____ ТЕКСТ ДЛЯ ЧТЕНИЯ

По мере продвижения процесса, однако, родители приобретали опыт столкновения с режимом через его судебную систему. Слушая показания свидетелей обвинения, большая их часть - чиновники и милиция, родители убеждались снова и снова, что эти свидетели заведомо лгут. Что судебная машина настроена на осуждение. Потому они добрели ко мне день ото дня. Некоторые стали подходить и задавать вопросы. Я их переломил своим молчаливым упрямством. Я отказывался давать интервью в здании суда и тем показал, что не ищу себе рекламы. Я скромно входил и только рукой приветствовал ребят и девушек в клетках. Они же дерзко начинали кричать: «Наше имя-Эдуард Лимонов! Наше имя - Эдуард Лимонов!» Родители злились, пучили глаза, кричали мне, чтоб я это прекратил. Но они поняли, что их дети относятся ко мне вот так вот, что я для них непререкаемый авторитет. И стали, видимо, вдумываться.

Все это наблюдала Политковская. Она честно и исправно ходила на заседания суда и разразилась серией статей в пользу нацболов в «Новой газете». Она наставила общество, как правильно понимать нацболов, и общество, ведомое ею, на глазах меняло свое к нам отношение. В конце концов с этим новым благожелательным отношением общества вынуждена была считаться и власть. Потому приговоры, вынесенные тридцати девяти нацболам, хотя и не были оправдательными - тридцать один человек был отпущен из зала суда, пробыв за решеткой год, остальные восемь нацболов приговорены были к срокам заключения от двух до четырех лет, среди них три девушки, - однако без этого поворота общественного мнения срока были бы куда большими.

________

_ЗАДАНИЕ 1_. Сколько нацболов, по словам отрывка о суде над нацболами, отпустили прямо из зала суда?
_ЗАДАНИЕ 2_. Перескажите отрывок о суде над нацболами в двух предложениях.
_ЗАДАНИЕ 3_. Перепишите абзац отрывка о суде над нацболами, который начинается словами «Все это наблюдала Политковская», в виде короткого списка, сохранив главные факты.

____ МАТЕРИАЛЫ НАБОРА ДАННЫХ

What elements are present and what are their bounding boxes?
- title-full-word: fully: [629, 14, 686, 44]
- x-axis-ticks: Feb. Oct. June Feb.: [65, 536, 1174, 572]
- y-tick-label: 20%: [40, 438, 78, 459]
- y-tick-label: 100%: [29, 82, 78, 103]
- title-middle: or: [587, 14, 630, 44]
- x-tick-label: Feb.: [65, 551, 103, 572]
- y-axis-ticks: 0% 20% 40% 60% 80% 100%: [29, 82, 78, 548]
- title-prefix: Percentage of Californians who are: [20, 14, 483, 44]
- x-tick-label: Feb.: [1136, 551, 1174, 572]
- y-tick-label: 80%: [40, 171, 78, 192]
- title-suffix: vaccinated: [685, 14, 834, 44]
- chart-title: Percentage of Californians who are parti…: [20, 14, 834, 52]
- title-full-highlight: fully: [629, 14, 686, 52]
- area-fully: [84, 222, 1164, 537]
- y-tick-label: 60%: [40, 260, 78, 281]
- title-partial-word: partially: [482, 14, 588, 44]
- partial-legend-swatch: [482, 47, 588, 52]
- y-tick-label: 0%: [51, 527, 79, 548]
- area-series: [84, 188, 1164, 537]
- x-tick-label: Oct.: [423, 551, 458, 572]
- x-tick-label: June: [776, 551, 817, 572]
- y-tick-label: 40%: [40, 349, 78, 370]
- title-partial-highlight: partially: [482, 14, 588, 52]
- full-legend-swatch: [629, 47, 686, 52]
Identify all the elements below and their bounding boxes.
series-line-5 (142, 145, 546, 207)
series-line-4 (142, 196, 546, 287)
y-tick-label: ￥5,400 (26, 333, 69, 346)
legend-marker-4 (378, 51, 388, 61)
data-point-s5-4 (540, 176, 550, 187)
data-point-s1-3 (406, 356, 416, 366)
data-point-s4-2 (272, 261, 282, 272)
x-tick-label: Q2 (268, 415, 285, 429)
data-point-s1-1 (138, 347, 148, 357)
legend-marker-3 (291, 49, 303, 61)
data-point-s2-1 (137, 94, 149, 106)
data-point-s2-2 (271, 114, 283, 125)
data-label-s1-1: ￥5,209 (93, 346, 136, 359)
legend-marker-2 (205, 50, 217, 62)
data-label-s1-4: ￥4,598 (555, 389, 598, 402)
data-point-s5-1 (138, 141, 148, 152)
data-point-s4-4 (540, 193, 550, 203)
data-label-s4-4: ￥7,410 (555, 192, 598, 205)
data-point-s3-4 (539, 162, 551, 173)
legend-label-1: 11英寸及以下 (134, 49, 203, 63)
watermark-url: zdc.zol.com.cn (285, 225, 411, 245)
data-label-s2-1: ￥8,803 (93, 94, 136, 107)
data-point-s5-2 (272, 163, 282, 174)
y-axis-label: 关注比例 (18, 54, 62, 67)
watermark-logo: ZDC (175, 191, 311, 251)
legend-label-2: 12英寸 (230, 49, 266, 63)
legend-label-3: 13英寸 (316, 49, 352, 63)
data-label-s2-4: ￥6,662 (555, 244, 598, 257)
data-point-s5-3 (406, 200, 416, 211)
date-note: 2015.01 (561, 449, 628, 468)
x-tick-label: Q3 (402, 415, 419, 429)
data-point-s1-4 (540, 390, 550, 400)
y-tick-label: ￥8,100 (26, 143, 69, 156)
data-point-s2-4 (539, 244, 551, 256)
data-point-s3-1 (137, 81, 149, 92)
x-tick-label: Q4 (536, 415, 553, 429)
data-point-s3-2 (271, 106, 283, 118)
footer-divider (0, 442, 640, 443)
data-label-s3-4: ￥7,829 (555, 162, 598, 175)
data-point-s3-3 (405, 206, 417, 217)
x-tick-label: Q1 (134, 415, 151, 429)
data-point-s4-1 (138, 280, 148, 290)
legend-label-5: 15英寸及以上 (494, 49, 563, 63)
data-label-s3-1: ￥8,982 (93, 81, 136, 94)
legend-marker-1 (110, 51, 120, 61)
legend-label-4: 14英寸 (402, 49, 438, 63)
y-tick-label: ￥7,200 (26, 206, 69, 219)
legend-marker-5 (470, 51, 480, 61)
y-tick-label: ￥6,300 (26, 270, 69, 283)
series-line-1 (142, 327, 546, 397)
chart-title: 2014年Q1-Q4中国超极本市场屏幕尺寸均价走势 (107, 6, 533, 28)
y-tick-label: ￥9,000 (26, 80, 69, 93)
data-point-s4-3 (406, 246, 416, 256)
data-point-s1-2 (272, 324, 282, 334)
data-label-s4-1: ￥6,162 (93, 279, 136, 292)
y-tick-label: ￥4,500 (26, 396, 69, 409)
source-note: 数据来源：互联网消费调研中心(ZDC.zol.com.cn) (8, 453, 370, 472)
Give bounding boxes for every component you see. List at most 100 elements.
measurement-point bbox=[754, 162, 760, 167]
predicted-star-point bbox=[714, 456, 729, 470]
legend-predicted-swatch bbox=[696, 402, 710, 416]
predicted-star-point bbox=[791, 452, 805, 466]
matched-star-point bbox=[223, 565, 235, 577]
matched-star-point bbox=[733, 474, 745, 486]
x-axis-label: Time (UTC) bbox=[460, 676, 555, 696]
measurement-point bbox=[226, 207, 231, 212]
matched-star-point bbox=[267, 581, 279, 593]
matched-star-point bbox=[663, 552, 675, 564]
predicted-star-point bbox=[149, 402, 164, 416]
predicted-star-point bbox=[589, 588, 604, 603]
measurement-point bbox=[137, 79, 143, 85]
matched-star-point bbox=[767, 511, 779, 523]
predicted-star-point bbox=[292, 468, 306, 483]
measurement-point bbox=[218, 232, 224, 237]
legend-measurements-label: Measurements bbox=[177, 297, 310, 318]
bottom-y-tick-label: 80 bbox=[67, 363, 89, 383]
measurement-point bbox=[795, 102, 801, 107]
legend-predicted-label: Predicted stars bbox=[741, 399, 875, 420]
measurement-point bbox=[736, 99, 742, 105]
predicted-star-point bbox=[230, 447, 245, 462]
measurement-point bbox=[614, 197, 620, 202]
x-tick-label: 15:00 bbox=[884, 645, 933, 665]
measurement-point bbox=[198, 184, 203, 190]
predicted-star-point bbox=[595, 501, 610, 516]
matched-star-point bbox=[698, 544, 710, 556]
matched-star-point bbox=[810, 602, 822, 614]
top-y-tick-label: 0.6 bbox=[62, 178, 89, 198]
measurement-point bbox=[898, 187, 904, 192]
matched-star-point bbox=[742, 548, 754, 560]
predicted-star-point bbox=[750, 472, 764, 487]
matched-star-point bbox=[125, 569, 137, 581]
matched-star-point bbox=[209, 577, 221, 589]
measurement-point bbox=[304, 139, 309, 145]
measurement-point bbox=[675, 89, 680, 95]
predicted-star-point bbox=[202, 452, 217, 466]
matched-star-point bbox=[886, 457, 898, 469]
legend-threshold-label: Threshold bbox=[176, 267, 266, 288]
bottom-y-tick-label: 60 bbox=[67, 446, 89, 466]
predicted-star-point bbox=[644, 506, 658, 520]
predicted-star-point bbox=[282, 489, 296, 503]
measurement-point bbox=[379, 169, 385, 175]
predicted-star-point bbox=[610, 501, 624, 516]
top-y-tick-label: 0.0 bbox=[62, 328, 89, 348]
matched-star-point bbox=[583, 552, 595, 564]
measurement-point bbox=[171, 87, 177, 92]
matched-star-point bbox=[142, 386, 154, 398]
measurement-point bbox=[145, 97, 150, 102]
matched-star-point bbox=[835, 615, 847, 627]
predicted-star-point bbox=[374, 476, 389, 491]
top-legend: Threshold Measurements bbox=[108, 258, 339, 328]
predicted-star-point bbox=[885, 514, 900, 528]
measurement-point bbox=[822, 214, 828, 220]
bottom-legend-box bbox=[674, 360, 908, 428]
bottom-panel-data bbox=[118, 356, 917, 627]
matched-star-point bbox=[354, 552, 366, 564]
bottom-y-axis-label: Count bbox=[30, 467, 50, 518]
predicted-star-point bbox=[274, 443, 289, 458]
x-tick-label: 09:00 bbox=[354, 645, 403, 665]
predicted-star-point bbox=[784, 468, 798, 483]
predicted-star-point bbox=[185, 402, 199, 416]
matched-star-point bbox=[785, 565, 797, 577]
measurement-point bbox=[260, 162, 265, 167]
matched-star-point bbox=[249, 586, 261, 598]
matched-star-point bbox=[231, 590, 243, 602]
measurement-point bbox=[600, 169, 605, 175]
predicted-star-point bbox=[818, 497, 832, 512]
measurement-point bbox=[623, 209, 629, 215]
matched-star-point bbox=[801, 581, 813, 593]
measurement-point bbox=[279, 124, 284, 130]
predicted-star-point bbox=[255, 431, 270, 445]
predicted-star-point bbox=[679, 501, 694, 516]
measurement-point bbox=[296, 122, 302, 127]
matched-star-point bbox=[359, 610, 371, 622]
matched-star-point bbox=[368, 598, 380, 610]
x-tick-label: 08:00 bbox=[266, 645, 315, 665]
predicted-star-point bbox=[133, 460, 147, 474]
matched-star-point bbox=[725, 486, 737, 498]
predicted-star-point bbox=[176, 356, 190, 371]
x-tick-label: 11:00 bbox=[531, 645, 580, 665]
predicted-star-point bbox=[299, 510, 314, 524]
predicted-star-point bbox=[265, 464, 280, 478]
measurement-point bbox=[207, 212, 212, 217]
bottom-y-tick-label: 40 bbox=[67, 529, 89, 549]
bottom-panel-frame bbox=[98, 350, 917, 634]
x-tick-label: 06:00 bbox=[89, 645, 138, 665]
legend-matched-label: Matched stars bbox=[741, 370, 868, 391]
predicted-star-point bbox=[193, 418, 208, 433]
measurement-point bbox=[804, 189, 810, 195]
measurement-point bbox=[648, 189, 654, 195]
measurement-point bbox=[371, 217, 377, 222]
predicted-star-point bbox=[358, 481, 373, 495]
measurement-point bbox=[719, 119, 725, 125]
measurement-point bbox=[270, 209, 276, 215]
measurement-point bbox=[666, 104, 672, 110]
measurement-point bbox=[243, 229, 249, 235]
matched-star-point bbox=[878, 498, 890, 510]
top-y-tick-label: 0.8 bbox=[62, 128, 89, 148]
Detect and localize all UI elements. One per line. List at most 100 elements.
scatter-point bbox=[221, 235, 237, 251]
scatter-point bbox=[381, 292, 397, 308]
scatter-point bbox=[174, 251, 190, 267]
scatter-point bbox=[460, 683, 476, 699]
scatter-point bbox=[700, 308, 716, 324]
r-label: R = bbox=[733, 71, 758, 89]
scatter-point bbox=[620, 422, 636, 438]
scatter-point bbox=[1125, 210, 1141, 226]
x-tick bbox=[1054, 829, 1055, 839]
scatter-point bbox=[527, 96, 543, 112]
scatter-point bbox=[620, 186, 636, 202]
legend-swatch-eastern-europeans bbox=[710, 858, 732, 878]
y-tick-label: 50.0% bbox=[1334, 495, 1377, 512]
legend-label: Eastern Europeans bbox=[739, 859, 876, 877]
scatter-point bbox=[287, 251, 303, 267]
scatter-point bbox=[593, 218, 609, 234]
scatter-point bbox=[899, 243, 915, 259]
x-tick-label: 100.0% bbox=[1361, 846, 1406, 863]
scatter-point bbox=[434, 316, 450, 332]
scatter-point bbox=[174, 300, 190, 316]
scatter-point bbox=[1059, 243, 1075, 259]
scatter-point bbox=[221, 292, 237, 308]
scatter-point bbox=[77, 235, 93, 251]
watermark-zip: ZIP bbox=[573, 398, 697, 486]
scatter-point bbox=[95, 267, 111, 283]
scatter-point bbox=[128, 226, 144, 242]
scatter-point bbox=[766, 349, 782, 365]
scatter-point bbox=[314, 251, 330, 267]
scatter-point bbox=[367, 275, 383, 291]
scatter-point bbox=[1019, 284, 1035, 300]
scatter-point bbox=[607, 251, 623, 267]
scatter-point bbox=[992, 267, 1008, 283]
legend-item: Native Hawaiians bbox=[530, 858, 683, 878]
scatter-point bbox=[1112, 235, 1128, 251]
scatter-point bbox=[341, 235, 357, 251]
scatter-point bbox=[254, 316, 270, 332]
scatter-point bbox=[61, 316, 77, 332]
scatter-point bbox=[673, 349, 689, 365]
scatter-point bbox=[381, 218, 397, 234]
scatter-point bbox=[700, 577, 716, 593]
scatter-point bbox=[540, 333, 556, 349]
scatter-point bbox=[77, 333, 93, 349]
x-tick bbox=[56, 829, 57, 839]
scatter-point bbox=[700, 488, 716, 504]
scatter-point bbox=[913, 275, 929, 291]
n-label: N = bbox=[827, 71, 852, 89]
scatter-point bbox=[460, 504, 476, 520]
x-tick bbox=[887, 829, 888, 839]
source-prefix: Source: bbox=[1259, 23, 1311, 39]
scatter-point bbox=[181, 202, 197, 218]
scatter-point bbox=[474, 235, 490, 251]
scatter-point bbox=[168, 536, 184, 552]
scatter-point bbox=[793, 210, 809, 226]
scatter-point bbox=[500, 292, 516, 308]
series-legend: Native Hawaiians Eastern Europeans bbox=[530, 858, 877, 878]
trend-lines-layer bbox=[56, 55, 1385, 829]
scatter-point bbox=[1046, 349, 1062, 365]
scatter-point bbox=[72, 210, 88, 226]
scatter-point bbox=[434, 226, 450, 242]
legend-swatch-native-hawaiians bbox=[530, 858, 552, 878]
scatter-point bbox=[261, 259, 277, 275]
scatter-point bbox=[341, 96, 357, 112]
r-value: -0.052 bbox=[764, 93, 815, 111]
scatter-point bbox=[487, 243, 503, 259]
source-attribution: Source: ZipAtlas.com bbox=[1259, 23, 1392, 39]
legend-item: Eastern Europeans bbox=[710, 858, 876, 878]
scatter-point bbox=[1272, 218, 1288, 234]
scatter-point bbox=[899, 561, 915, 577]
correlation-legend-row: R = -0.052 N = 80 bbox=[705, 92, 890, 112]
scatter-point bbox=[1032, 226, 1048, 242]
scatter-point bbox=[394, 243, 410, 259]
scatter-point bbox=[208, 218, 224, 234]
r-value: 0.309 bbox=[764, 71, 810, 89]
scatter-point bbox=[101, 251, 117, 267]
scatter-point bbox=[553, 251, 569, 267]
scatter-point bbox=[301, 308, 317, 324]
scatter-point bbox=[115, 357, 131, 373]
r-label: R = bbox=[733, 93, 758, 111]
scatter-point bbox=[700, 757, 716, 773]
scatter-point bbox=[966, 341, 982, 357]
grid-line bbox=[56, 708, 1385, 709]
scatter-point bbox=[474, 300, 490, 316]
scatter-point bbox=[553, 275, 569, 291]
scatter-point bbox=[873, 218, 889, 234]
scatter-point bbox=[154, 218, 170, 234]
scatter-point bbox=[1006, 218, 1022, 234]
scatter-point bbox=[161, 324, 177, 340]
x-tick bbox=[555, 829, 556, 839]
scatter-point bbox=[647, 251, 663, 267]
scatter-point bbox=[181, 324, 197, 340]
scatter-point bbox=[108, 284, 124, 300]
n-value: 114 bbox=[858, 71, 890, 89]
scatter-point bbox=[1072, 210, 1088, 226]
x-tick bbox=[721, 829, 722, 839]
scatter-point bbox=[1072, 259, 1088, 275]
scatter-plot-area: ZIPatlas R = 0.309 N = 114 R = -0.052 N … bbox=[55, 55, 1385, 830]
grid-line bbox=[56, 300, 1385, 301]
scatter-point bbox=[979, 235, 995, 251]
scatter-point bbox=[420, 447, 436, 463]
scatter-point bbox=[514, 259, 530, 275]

________

_ПРАВИЛЬНЫЙ ОТВЕТ 1_. Тридцать одного человека, которые пробыли за решеткой год.

_ПРАВИЛЬНЫЙ ОТВЕТ 2_. Во время процесса родители подсудимых нацболов убедились, что свидетели обвинения лгут, а суд настроен на осуждение, и поняли, что для их детей рассказчик — непререкаемый авторитет. Политковская ходила на заседания и статьями в «Новой газете» изменила отношение общества к нацболам, с чем пришлось считаться и власти, поэтому приговоры тридцати девяти нацболам оказались не такими большими, какими могли бы быть.

_ПРАВИЛЬНЫЙ ОТВЕТ 3_.
- Политковская исправно ходила на заседания суда.
- Она написала серию статей в пользу нацболов в «Новой газете».
- Под ее влиянием общество изменило свое отношение к нацболам.
- С новым благожелательным отношением общества пришлось считаться и власти.
- Приговоры тридцати девяти нацболам не были оправдательными: тридцать один человек вышел из зала суда, пробыв за решеткой год, а восемь, среди них три девушки, получили от двух до четырех лет.
- Без этого поворота общественного мнения сроки были бы куда больше.